++++ RECORDS SUPPLIED

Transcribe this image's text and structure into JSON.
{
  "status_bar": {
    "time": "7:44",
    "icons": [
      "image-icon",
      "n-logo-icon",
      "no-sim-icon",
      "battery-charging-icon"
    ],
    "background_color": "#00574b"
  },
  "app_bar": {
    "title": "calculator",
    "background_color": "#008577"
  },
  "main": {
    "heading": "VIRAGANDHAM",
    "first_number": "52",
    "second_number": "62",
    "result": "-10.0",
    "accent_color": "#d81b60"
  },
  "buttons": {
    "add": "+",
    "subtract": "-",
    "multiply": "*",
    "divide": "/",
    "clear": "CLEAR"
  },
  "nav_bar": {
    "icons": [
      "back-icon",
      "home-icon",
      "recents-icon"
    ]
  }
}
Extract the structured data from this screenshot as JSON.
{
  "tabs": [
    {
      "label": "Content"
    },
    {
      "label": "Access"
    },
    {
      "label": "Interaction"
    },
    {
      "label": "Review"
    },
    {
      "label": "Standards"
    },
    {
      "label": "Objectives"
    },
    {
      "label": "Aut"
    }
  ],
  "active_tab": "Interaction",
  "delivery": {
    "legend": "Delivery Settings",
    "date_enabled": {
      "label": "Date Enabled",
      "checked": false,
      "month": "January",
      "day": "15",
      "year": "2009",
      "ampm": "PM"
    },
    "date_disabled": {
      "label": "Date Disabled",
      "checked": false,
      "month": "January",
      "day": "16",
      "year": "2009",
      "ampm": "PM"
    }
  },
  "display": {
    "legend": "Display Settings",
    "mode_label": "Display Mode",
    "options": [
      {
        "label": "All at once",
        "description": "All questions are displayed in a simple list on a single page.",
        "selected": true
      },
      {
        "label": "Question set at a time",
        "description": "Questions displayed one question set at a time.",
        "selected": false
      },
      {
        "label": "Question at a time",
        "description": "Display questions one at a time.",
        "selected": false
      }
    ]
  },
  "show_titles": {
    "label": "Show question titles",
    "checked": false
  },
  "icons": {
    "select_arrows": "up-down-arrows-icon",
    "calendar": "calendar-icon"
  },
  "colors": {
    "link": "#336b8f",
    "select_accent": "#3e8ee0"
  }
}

++++++++

• **DIRECTIVE**:
Copy out the material above in its entirety. Every detail must match.

• **CORRECT OUTPUT**:
Transcribe this image's text and structure into JSON.
{
  "status_bar": {
    "time": "7:44",
    "icons": [
      "image-icon",
      "n-logo-icon",
      "no-sim-icon",
      "battery-charging-icon"
    ],
    "background_color": "#00574b"
  },
  "app_bar": {
    "title": "calculator",
    "background_color": "#008577"
  },
  "main": {
    "heading": "VIRAGANDHAM",
    "first_number": "52",
    "second_number": "62",
    "result": "-10.0",
    "accent_color": "#d81b60"
  },
  "buttons": {
    "add": "+",
    "subtract": "-",
    "multiply": "*",
    "divide": "/",
    "clear": "CLEAR"
  },
  "nav_bar": {
    "icons": [
      "back-icon",
      "home-icon",
      "recents-icon"
    ]
  }
}
Extract the structured data from this screenshot as JSON.
{
  "tabs": [
    {
      "label": "Content"
    },
    {
      "label": "Access"
    },
    {
      "label": "Interaction"
    },
    {
      "label": "Review"
    },
    {
      "label": "Standards"
    },
    {
      "label": "Objectives"
    },
    {
      "label": "Aut"
    }
  ],
  "active_tab": "Interaction",
  "delivery": {
    "legend": "Delivery Settings",
    "date_enabled": {
      "label": "Date Enabled",
      "checked": false,
      "month": "January",
      "day": "15",
      "year": "2009",
      "ampm": "PM"
    },
    "date_disabled": {
      "label": "Date Disabled",
      "checked": false,
      "month": "January",
      "day": "16",
      "year": "2009",
      "ampm": "PM"
    }
  },
  "display": {
    "legend": "Display Settings",
    "mode_label": "Display Mode",
    "options": [
      {
        "label": "All at once",
        "description": "All questions are displayed in a simple list on a single page.",
        "selected": true
      },
      {
        "label": "Question set at a time",
        "description": "Questions displayed one question set at a time.",
        "selected": false
      },
      {
        "label": "Question at a time",
        "description": "Display questions one at a time.",
        "selected": false
      }
    ]
  },
  "show_titles": {
    "label": "Show question titles",
    "checked": false
  },
  "icons": {
    "select_arrows": "up-down-arrows-icon",
    "calendar": "calendar-icon"
  },
  "colors": {
    "link": "#336b8f",
    "select_accent": "#3e8ee0"
  }
}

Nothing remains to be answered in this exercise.